═══ Entries supplied

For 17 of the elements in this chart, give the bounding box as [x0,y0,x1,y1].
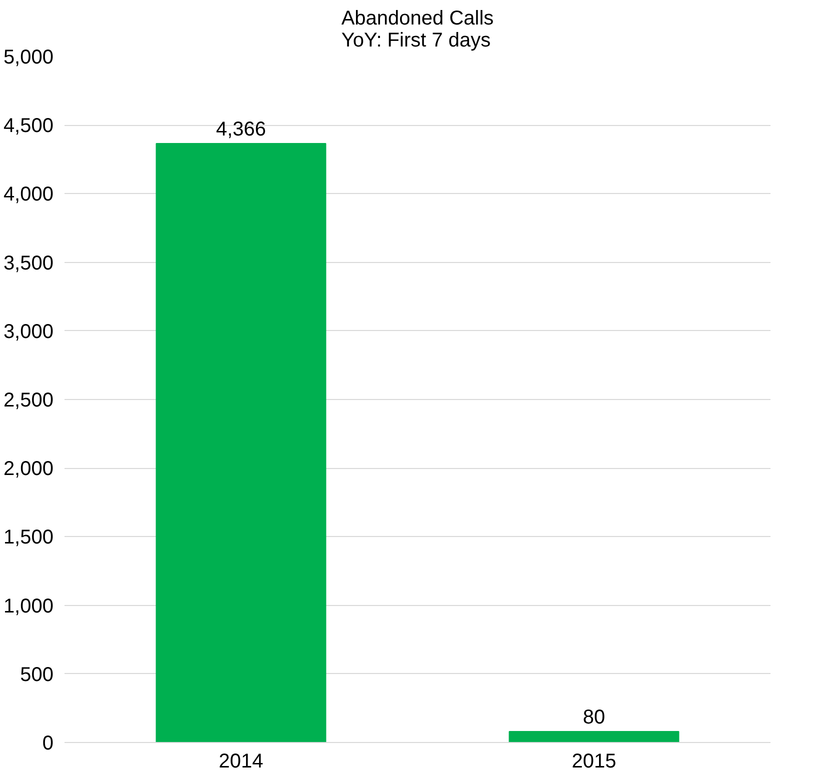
y-tick-label: 2,500 [3,390,54,412]
y-tick-label: 4,000 [3,184,54,206]
y-tick-label: 2,000 [3,458,54,480]
y-tick-label: 5,000 [3,46,54,68]
x-tick-label: 2014 [218,750,264,772]
y-tick-label: 500 [20,664,54,686]
y-tick-label: 1,500 [3,526,54,549]
y-tick-label: 0 [42,732,54,754]
chart-subtitle: YoY: First 7 days [341,30,491,52]
chart-title: Abandoned Calls [341,8,494,30]
data-label: 80 [582,706,606,729]
y-tick-label: 1,000 [3,595,54,618]
y-tick-label: 3,500 [3,252,54,274]
x-tick-label: 2015 [572,750,616,772]
y-tick-label: 3,000 [3,320,54,343]
y-tick-label: 4,500 [3,115,54,138]
data-label: 4,366 [216,118,266,140]
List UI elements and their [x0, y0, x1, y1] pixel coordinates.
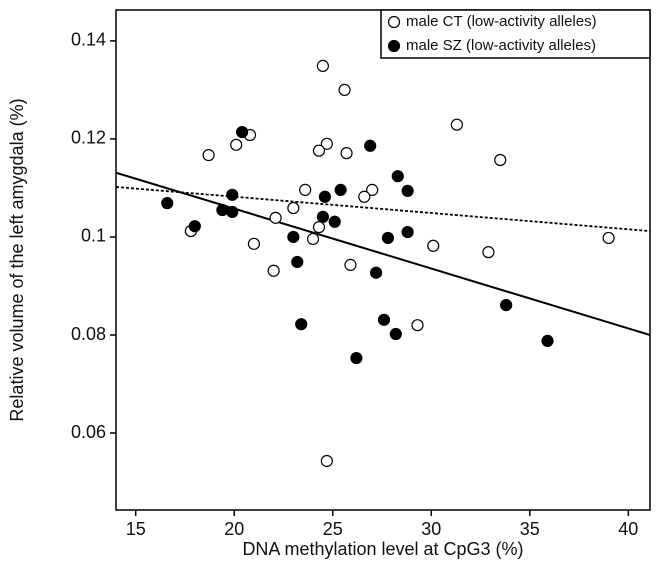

══════

→ Exercise goal
Copy out every line of the records above word for word, leaving out the pictures.

→ Response for this exercise
For 17 of the elements in this chart, give the bounding box as [x0,y0,x1,y1].
y-tick-label: 2,500 [3,390,54,412]
y-tick-label: 4,000 [3,184,54,206]
y-tick-label: 2,000 [3,458,54,480]
y-tick-label: 5,000 [3,46,54,68]
x-tick-label: 2014 [218,750,264,772]
y-tick-label: 500 [20,664,54,686]
y-tick-label: 1,500 [3,526,54,549]
y-tick-label: 0 [42,732,54,754]
chart-subtitle: YoY: First 7 days [341,30,491,52]
chart-title: Abandoned Calls [341,8,494,30]
data-label: 80 [582,706,606,729]
y-tick-label: 1,000 [3,595,54,618]
y-tick-label: 3,500 [3,252,54,274]
x-tick-label: 2015 [572,750,616,772]
y-tick-label: 3,000 [3,320,54,343]
y-tick-label: 4,500 [3,115,54,138]
data-label: 4,366 [216,118,266,140]
List UI elements and their [x0, y0, x1, y1] pixel coordinates.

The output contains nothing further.